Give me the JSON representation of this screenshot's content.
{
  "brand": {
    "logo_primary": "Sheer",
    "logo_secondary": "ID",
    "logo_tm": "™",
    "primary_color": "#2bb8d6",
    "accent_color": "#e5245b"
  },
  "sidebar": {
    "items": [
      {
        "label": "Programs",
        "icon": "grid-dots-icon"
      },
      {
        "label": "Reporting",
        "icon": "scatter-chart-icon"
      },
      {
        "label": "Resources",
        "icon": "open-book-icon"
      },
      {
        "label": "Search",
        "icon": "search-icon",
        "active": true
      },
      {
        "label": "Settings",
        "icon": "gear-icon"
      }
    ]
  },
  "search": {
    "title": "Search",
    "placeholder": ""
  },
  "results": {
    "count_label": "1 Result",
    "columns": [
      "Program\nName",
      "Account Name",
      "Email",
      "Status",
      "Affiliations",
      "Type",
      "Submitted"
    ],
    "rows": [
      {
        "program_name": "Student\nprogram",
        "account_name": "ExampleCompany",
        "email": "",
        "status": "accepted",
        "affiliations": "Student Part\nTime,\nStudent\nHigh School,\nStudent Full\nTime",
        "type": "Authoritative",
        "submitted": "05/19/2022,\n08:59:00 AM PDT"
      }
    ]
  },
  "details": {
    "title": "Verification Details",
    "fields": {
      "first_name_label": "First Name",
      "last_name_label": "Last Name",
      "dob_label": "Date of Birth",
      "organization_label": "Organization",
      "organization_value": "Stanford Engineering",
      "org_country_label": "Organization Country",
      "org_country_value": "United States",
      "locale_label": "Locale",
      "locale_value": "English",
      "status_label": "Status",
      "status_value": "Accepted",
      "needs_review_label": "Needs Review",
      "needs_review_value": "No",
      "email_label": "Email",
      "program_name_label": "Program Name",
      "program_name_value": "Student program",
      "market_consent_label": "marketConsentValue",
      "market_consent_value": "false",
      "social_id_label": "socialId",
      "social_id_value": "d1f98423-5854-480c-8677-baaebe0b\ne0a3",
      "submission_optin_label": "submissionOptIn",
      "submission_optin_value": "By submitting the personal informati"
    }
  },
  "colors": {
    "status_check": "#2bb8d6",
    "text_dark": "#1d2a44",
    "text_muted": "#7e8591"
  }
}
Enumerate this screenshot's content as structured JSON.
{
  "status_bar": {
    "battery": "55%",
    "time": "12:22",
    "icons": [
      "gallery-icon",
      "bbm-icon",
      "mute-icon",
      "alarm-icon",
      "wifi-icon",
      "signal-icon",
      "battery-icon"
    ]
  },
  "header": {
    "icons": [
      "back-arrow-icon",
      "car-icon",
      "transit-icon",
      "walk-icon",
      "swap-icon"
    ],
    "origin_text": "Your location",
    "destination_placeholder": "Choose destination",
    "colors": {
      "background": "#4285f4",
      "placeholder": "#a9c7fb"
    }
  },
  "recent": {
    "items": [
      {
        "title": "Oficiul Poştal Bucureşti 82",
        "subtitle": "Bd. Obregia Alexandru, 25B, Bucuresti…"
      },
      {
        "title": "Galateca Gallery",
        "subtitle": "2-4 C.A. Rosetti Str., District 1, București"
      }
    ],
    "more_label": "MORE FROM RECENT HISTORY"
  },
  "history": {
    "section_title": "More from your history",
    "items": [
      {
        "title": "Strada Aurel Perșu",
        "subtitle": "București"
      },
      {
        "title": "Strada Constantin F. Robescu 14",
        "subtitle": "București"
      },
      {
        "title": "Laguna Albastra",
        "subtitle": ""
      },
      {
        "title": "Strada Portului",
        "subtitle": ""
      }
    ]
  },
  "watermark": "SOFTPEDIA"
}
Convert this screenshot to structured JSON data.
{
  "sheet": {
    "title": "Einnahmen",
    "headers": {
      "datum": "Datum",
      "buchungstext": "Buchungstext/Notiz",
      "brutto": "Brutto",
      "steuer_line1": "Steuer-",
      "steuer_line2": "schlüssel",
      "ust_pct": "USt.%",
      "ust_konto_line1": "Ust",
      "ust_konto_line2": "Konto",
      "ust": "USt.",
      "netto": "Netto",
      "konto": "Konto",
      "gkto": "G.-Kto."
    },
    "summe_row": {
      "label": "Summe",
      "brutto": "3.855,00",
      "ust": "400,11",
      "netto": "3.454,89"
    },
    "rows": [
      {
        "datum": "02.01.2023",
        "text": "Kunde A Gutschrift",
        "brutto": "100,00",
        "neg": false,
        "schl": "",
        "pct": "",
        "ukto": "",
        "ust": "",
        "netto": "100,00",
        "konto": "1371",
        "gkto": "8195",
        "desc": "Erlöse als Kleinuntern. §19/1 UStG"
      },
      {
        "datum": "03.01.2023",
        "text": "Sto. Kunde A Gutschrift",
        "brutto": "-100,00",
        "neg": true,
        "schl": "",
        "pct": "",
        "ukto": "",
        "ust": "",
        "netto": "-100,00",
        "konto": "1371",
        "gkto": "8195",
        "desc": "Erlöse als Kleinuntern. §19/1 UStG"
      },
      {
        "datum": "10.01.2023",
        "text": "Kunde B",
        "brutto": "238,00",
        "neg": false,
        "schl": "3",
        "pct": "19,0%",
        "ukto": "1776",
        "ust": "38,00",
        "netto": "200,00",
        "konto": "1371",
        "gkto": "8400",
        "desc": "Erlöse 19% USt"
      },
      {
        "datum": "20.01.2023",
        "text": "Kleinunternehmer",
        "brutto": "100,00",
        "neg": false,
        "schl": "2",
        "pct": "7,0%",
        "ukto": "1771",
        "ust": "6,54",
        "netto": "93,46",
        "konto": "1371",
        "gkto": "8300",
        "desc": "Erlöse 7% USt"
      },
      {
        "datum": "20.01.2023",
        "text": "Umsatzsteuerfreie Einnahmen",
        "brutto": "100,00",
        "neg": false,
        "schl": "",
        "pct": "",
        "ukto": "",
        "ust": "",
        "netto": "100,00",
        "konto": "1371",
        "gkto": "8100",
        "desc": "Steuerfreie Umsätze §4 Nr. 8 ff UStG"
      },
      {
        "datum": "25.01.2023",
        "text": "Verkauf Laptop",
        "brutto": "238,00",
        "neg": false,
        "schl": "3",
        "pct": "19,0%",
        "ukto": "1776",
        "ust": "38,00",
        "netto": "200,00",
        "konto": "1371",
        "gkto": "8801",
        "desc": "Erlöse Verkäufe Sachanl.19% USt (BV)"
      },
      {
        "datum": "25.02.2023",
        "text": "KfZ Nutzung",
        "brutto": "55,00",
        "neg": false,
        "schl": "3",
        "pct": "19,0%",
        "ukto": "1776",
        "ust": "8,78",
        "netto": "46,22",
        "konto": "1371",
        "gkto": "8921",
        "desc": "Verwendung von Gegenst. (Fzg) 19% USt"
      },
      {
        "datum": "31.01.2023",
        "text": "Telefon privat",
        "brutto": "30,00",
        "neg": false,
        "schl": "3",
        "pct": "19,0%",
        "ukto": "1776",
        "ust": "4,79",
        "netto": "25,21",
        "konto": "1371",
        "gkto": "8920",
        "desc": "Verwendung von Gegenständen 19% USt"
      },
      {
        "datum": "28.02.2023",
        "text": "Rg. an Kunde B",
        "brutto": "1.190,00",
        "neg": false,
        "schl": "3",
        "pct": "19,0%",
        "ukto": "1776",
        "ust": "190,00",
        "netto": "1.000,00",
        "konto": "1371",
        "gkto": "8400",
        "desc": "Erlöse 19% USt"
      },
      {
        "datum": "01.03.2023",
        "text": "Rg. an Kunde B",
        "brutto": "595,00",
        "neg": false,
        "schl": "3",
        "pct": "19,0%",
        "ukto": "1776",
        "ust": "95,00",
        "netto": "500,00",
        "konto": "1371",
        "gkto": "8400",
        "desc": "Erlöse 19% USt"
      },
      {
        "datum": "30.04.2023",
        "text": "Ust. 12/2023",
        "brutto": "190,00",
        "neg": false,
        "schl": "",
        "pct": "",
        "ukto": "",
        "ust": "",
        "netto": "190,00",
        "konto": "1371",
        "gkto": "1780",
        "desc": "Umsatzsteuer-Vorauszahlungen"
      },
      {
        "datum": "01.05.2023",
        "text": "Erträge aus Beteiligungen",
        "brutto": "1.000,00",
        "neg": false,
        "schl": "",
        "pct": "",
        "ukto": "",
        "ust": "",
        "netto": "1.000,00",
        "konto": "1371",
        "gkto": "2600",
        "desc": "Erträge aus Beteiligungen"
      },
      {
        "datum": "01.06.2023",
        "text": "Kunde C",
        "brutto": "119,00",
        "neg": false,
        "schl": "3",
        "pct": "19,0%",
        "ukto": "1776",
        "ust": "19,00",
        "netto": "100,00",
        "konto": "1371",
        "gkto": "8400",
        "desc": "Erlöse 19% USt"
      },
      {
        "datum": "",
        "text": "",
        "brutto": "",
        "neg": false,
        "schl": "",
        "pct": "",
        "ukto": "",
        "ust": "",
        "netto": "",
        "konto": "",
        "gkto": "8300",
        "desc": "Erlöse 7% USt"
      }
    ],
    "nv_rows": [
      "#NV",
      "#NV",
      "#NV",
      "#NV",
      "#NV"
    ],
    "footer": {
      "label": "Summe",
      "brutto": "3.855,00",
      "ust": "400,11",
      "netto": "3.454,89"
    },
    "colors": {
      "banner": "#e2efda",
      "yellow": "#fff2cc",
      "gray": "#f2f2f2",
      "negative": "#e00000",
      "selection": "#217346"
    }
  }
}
■ ■ ■ ■
| What you need to do |
From the records given above, copy all lines containing "Erträge".

| Complete response |
        "text": "Erträge aus Beteiligungen",
        "desc": "Erträge aus Beteiligungen"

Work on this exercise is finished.